**WRITTEN REQUEST:** A single number is the answer here: how many lines of the entries contain "кассы"?

**** RECORDS PROVIDED ****

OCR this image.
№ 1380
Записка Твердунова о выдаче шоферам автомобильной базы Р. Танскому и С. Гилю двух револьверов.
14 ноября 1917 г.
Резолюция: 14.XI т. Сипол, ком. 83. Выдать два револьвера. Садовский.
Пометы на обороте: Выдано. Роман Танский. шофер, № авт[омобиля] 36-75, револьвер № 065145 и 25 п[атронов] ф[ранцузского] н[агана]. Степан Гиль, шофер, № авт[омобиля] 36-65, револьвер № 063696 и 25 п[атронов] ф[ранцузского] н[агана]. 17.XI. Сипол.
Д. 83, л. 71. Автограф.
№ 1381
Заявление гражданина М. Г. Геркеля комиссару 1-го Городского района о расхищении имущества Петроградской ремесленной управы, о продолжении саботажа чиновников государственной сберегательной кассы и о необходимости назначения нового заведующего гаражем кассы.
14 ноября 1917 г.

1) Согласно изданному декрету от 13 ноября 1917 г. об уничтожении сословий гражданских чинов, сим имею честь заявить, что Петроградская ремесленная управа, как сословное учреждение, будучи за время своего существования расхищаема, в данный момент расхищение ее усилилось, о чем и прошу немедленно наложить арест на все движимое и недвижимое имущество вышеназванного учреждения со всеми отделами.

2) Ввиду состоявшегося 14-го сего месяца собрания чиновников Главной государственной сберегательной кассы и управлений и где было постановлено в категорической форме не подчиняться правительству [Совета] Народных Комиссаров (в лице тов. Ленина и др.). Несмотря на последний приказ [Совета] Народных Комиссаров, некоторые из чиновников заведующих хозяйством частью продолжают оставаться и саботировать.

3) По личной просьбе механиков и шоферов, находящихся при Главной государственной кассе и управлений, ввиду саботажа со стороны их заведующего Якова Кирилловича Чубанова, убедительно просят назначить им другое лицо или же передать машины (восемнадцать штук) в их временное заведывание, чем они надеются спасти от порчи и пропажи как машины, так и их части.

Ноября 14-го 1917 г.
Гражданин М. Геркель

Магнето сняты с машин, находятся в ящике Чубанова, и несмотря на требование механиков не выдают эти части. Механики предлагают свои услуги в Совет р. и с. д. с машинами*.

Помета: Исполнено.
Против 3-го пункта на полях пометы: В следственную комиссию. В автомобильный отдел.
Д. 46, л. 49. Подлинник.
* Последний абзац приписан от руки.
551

****

**ANSWER TO THIS TASK:** 2